**EXERCISE AIM**
Look through the records below, count the lines with the word "координатного", and reply with only the number.

**DATA IN THIS EXERCISE**
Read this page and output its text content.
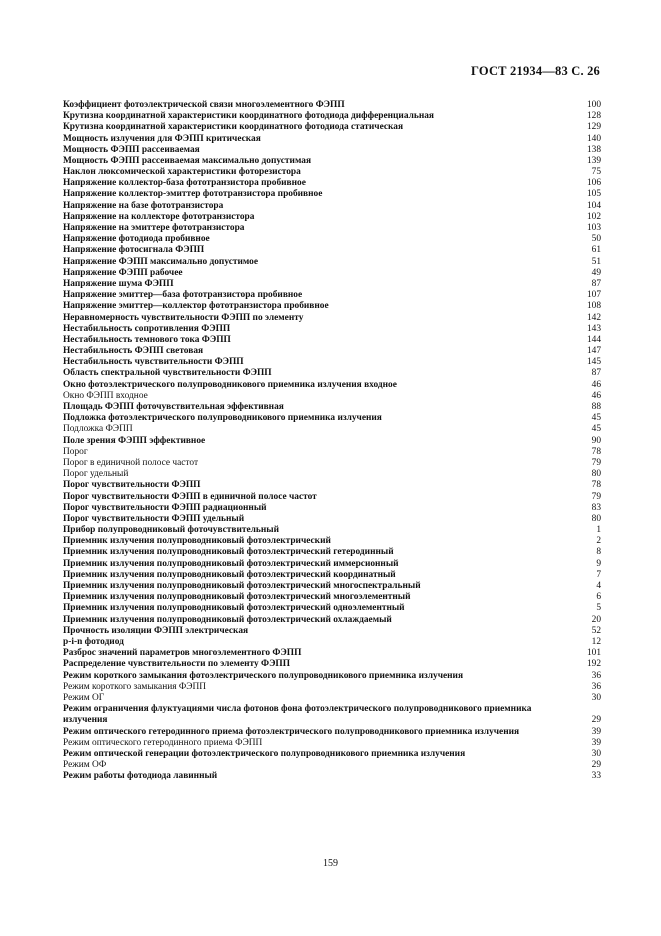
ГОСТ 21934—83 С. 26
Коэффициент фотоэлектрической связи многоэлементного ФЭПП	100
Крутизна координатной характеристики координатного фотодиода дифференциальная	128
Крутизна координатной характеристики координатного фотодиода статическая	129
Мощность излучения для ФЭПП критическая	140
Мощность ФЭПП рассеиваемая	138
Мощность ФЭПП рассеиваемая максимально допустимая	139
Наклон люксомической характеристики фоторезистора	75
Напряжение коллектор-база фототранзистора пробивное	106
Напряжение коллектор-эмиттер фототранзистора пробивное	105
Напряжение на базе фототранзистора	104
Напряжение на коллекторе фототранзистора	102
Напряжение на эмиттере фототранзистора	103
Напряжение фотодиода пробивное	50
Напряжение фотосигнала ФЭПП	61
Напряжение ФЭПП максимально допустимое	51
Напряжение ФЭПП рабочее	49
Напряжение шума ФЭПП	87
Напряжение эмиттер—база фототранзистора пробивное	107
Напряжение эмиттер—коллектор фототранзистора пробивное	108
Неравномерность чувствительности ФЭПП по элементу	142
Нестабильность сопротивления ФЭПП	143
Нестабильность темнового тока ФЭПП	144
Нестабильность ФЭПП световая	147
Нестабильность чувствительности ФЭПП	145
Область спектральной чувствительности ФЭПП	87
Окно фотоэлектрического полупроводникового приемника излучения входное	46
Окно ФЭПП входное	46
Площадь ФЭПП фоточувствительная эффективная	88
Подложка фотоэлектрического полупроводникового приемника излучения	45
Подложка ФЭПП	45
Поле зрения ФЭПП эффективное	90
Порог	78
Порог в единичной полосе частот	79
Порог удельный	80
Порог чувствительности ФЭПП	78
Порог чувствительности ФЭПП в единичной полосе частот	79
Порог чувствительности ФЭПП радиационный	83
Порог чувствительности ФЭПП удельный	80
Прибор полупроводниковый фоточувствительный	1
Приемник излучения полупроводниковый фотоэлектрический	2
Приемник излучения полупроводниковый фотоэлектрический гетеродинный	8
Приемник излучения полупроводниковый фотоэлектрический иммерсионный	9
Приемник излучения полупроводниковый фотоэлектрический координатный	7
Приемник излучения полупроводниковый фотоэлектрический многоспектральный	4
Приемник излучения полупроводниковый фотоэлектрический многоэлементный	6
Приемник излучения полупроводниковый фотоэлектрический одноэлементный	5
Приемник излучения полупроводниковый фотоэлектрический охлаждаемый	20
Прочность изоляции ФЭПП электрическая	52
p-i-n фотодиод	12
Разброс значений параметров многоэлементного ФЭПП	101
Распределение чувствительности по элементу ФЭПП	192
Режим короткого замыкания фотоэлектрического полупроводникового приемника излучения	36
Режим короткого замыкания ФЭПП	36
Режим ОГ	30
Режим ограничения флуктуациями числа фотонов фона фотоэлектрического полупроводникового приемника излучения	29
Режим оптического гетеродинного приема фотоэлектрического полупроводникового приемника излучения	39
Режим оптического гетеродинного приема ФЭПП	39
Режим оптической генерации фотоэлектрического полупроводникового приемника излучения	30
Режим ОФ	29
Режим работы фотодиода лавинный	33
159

**EXERCISE SOLUTION**
2